INFORMATION PROVIDED:

[START]

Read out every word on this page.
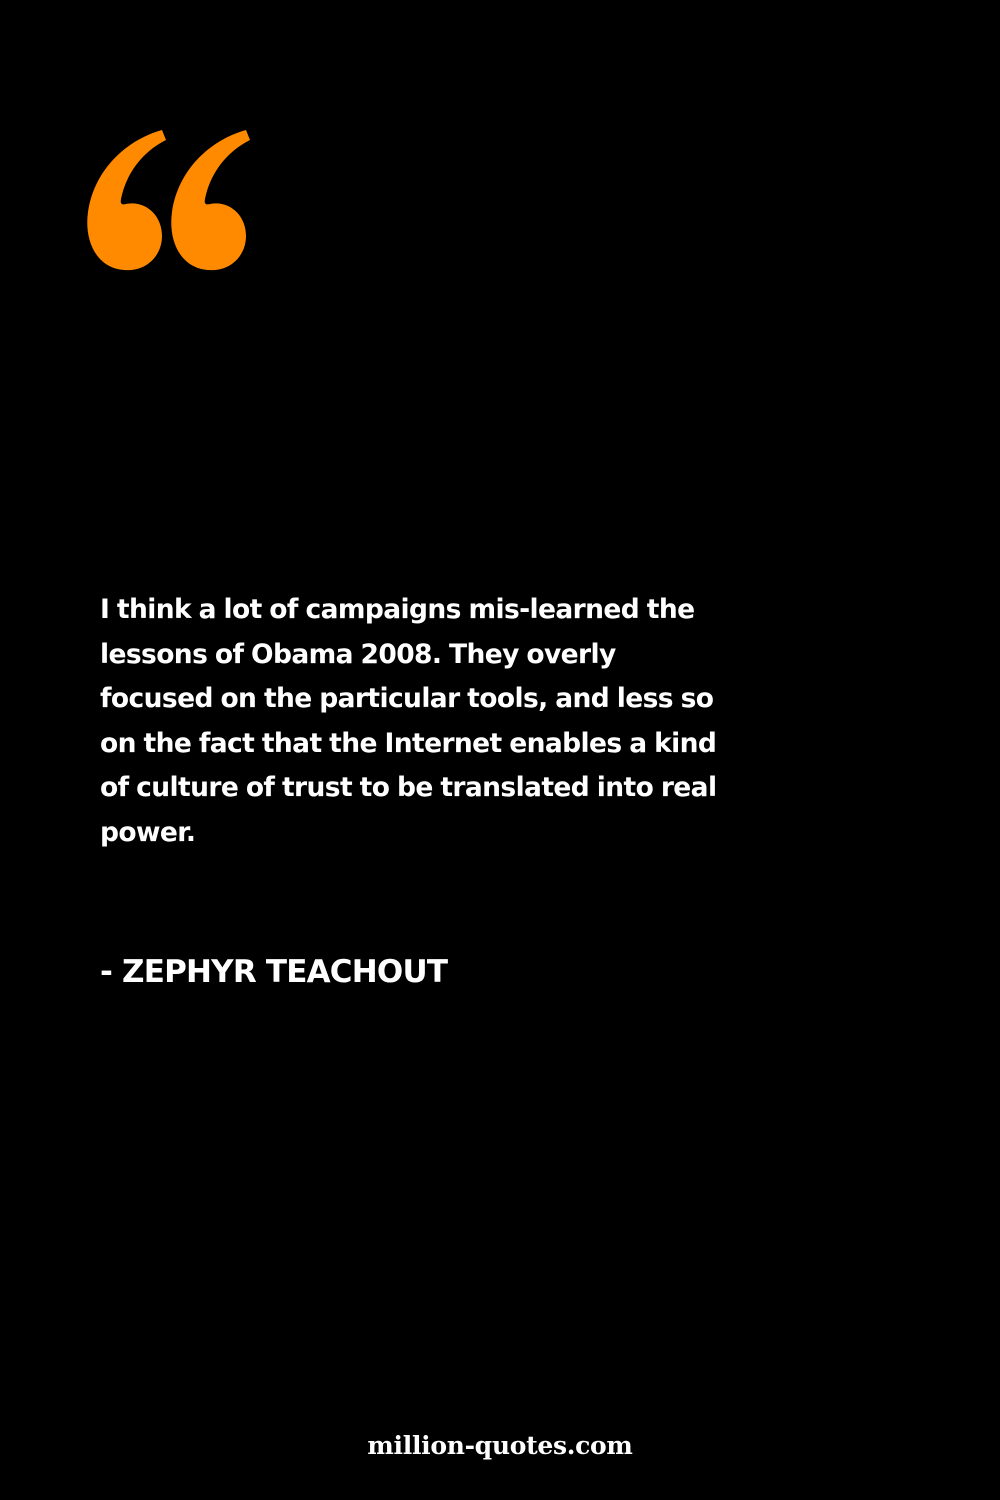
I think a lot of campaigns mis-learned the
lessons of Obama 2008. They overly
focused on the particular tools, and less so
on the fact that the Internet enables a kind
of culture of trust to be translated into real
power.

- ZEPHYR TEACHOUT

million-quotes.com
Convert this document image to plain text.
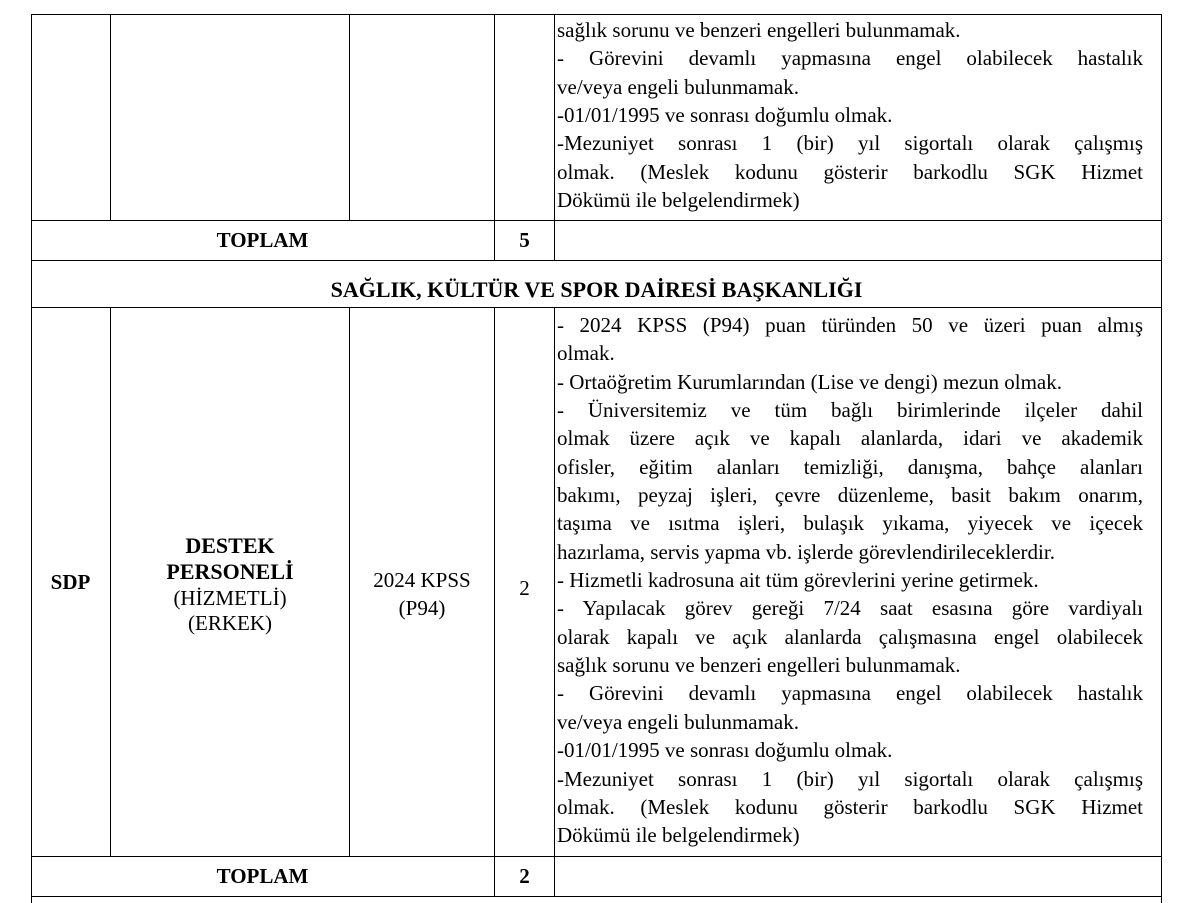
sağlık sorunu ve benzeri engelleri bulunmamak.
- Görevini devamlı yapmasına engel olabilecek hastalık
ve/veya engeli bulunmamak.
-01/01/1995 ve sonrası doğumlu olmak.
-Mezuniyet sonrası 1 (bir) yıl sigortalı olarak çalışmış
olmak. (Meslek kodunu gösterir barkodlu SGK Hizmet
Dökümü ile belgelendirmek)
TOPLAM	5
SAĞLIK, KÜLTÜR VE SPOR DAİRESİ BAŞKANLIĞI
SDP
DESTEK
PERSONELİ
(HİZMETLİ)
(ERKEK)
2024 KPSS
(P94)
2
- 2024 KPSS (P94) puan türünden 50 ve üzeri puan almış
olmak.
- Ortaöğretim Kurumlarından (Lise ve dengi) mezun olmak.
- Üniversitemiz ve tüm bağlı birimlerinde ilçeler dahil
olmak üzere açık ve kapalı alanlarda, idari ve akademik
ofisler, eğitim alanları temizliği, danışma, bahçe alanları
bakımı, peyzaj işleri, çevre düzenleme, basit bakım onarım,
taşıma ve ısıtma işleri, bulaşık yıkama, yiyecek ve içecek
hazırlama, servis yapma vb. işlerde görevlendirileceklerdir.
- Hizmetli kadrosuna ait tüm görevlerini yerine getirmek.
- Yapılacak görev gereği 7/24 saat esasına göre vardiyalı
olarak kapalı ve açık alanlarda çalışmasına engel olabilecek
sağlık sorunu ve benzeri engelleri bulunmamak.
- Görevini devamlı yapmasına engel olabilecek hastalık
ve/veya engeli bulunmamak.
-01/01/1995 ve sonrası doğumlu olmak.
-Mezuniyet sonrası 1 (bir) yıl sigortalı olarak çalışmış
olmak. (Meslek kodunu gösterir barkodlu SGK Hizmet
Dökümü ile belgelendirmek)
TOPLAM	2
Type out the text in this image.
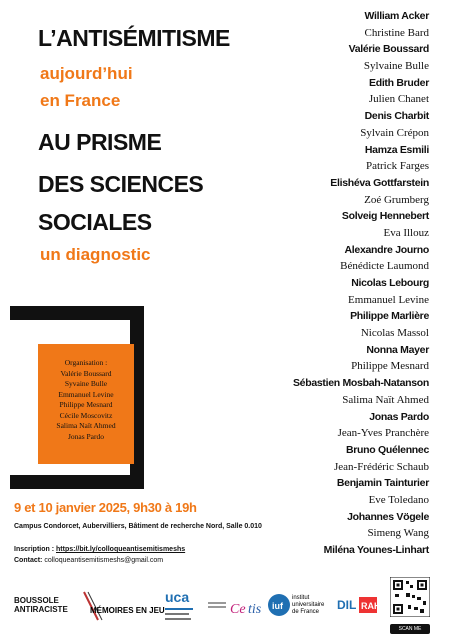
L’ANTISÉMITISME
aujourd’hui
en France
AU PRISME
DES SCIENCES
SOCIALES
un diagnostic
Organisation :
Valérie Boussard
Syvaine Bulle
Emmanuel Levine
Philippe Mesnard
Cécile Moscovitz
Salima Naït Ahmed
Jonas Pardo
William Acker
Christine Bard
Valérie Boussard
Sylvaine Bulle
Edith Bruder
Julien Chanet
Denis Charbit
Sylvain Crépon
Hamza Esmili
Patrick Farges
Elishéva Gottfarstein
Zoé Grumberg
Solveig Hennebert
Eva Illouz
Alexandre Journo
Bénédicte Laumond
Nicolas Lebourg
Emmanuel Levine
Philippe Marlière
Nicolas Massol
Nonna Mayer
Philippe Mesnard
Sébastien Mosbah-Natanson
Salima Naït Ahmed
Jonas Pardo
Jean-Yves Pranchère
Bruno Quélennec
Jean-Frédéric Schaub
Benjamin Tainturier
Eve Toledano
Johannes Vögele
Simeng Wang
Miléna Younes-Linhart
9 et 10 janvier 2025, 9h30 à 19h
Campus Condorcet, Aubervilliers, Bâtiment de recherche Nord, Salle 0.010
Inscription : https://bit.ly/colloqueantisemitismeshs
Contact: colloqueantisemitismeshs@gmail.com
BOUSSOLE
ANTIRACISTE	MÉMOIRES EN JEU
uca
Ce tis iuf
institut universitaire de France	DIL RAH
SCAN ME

[END]

EXERCISE REQUIREMENTS:
Pictures excluded, quote all the data above exactly.

TASK SOLUTION:
Read out every word on this page.
I think a lot of campaigns mis-learned the
lessons of Obama 2008. They overly
focused on the particular tools, and less so
on the fact that the Internet enables a kind
of culture of trust to be translated into real
power.

- ZEPHYR TEACHOUT

million-quotes.com
Convert this document image to plain text.
sağlık sorunu ve benzeri engelleri bulunmamak.
- Görevini devamlı yapmasına engel olabilecek hastalık
ve/veya engeli bulunmamak.
-01/01/1995 ve sonrası doğumlu olmak.
-Mezuniyet sonrası 1 (bir) yıl sigortalı olarak çalışmış
olmak. (Meslek kodunu gösterir barkodlu SGK Hizmet
Dökümü ile belgelendirmek)
TOPLAM	5
SAĞLIK, KÜLTÜR VE SPOR DAİRESİ BAŞKANLIĞI
SDP
DESTEK
PERSONELİ
(HİZMETLİ)
(ERKEK)
2024 KPSS
(P94)
2
- 2024 KPSS (P94) puan türünden 50 ve üzeri puan almış
olmak.
- Ortaöğretim Kurumlarından (Lise ve dengi) mezun olmak.
- Üniversitemiz ve tüm bağlı birimlerinde ilçeler dahil
olmak üzere açık ve kapalı alanlarda, idari ve akademik
ofisler, eğitim alanları temizliği, danışma, bahçe alanları
bakımı, peyzaj işleri, çevre düzenleme, basit bakım onarım,
taşıma ve ısıtma işleri, bulaşık yıkama, yiyecek ve içecek
hazırlama, servis yapma vb. işlerde görevlendirileceklerdir.
- Hizmetli kadrosuna ait tüm görevlerini yerine getirmek.
- Yapılacak görev gereği 7/24 saat esasına göre vardiyalı
olarak kapalı ve açık alanlarda çalışmasına engel olabilecek
sağlık sorunu ve benzeri engelleri bulunmamak.
- Görevini devamlı yapmasına engel olabilecek hastalık
ve/veya engeli bulunmamak.
-01/01/1995 ve sonrası doğumlu olmak.
-Mezuniyet sonrası 1 (bir) yıl sigortalı olarak çalışmış
olmak. (Meslek kodunu gösterir barkodlu SGK Hizmet
Dökümü ile belgelendirmek)
TOPLAM	2
Type out the text in this image.
L’ANTISÉMITISME
aujourd’hui
en France
AU PRISME
DES SCIENCES
SOCIALES
un diagnostic
Organisation :
Valérie Boussard
Syvaine Bulle
Emmanuel Levine
Philippe Mesnard
Cécile Moscovitz
Salima Naït Ahmed
Jonas Pardo
William Acker
Christine Bard
Valérie Boussard
Sylvaine Bulle
Edith Bruder
Julien Chanet
Denis Charbit
Sylvain Crépon
Hamza Esmili
Patrick Farges
Elishéva Gottfarstein
Zoé Grumberg
Solveig Hennebert
Eva Illouz
Alexandre Journo
Bénédicte Laumond
Nicolas Lebourg
Emmanuel Levine
Philippe Marlière
Nicolas Massol
Nonna Mayer
Philippe Mesnard
Sébastien Mosbah-Natanson
Salima Naït Ahmed
Jonas Pardo
Jean-Yves Pranchère
Bruno Quélennec
Jean-Frédéric Schaub
Benjamin Tainturier
Eve Toledano
Johannes Vögele
Simeng Wang
Miléna Younes-Linhart
9 et 10 janvier 2025, 9h30 à 19h
Campus Condorcet, Aubervilliers, Bâtiment de recherche Nord, Salle 0.010
Inscription : https://bit.ly/colloqueantisemitismeshs
Contact: colloqueantisemitismeshs@gmail.com
BOUSSOLE
ANTIRACISTE	MÉMOIRES EN JEU
uca
Ce tis iuf
institut universitaire de France	DIL RAH
SCAN ME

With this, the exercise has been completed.